### [Exercise]
Leave out the pictures and copy the remaining records exactly.

____________________

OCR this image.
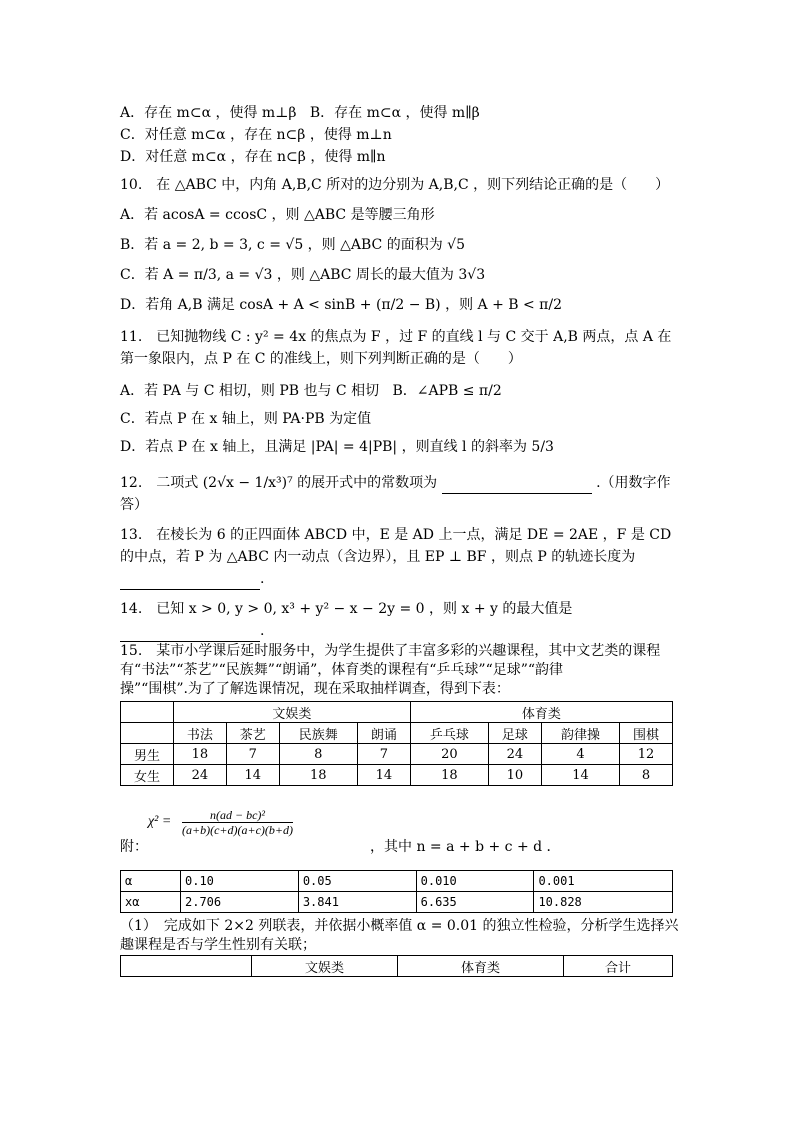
A．存在 m⊂α ，使得 m⊥β B．存在 m⊂α ，使得 m∥β

C．对任意 m⊂α ，存在 n⊂β ，使得 m⊥n

D．对任意 m⊂α ，存在 n⊂β ，使得 m∥n

10.　在 △ABC 中，内角 A,B,C 所对的边分别为 A,B,C ，则下列结论正确的是（　　）

A．若 acosA = ccosC ，则 △ABC 是等腰三角形

B．若 a = 2, b = 3, c = √5 ，则 △ABC 的面积为 √5

C．若 A = π/3, a = √3 ，则 △ABC 周长的最大值为 3√3

D．若角 A,B 满足 cosA + A < sinB + (π/2 − B) ，则 A + B < π/2

11.　已知抛物线 C : y² = 4x 的焦点为 F ，过 F 的直线 l 与 C 交于 A,B 两点，点 A 在第一象限内，点 P 在 C 的准线上，则下列判断正确的是（　　）

A．若 PA 与 C 相切，则 PB 也与 C 相切 B．∠APB ≤ π/2

C．若点 P 在 x 轴上，则 PA·PB 为定值

D．若点 P 在 x 轴上，且满足 |PA| = 4|PB| ，则直线 l 的斜率为 5/3

12.　二项式 (2√x − 1/x³)⁷ 的展开式中的常数项为	.（用数字作答）

13.　在棱长为 6 的正四面体 ABCD 中，E 是 AD 上一点，满足 DE = 2AE ，F 是 CD 的中点，若 P 为 △ABC 内一动点（含边界），且 EP ⊥ BF ，则点 P 的轨迹长度为 .

14.　已知 x > 0, y > 0, x³ + y² − x − 2y = 0 ，则 x + y 的最大值是

.

15.　某市小学课后延时服务中，为学生提供了丰富多彩的兴趣课程，其中文艺类的课程

有“书法”“茶艺”“民族舞”“朗诵”，体育类的课程有“乒乓球”“足球”“韵律

操”“围棋”.为了了解选课情况，现在采取抽样调查，得到下表：

	文娱类				体育类			
	书法	茶艺	民族舞	朗诵	乒乓球	足球	韵律操	围棋
男生	18	7	8	7	20	24	4	12
女生	24	14	18	14	18	10	14	8
附：
$\chi^2 = \frac{\text{n(ad − bc)²}}{(a+b)(c+d)(a+c)(b+d)}$
，其中 n = a + b + c + d ．
α	0.10	0.05	0.010	0.001
xα	2.706	3.841	6.635	10.828

（1）　完成如下 2×2 列联表，并依据小概率值 α = 0.01 的独立性检验，分析学生选择兴

趣课程是否与学生性别有关联；

	文娱类	体育类	合计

____________________

### [Task solution]
OCR this image.
A．存在 m⊂α ，使得 m⊥β B．存在 m⊂α ，使得 m∥β

C．对任意 m⊂α ，存在 n⊂β ，使得 m⊥n

D．对任意 m⊂α ，存在 n⊂β ，使得 m∥n

10.　在 △ABC 中，内角 A,B,C 所对的边分别为 A,B,C ，则下列结论正确的是（　　）

A．若 acosA = ccosC ，则 △ABC 是等腰三角形

B．若 a = 2, b = 3, c = √5 ，则 △ABC 的面积为 √5

C．若 A = π/3, a = √3 ，则 △ABC 周长的最大值为 3√3

D．若角 A,B 满足 cosA + A < sinB + (π/2 − B) ，则 A + B < π/2

11.　已知抛物线 C : y² = 4x 的焦点为 F ，过 F 的直线 l 与 C 交于 A,B 两点，点 A 在第一象限内，点 P 在 C 的准线上，则下列判断正确的是（　　）

A．若 PA 与 C 相切，则 PB 也与 C 相切 B．∠APB ≤ π/2

C．若点 P 在 x 轴上，则 PA·PB 为定值

D．若点 P 在 x 轴上，且满足 |PA| = 4|PB| ，则直线 l 的斜率为 5/3

12.　二项式 (2√x − 1/x³)⁷ 的展开式中的常数项为	.（用数字作答）

13.　在棱长为 6 的正四面体 ABCD 中，E 是 AD 上一点，满足 DE = 2AE ，F 是 CD 的中点，若 P 为 △ABC 内一动点（含边界），且 EP ⊥ BF ，则点 P 的轨迹长度为 .

14.　已知 x > 0, y > 0, x³ + y² − x − 2y = 0 ，则 x + y 的最大值是

.

15.　某市小学课后延时服务中，为学生提供了丰富多彩的兴趣课程，其中文艺类的课程

有“书法”“茶艺”“民族舞”“朗诵”，体育类的课程有“乒乓球”“足球”“韵律

操”“围棋”.为了了解选课情况，现在采取抽样调查，得到下表：

	文娱类				体育类			
	书法	茶艺	民族舞	朗诵	乒乓球	足球	韵律操	围棋
男生	18	7	8	7	20	24	4	12
女生	24	14	18	14	18	10	14	8
附：
$\chi^2 = \frac{\text{n(ad − bc)²}}{(a+b)(c+d)(a+c)(b+d)}$
，其中 n = a + b + c + d ．
α	0.10	0.05	0.010	0.001
xα	2.706	3.841	6.635	10.828

（1）　完成如下 2×2 列联表，并依据小概率值 α = 0.01 的独立性检验，分析学生选择兴

趣课程是否与学生性别有关联；

	文娱类	体育类	合计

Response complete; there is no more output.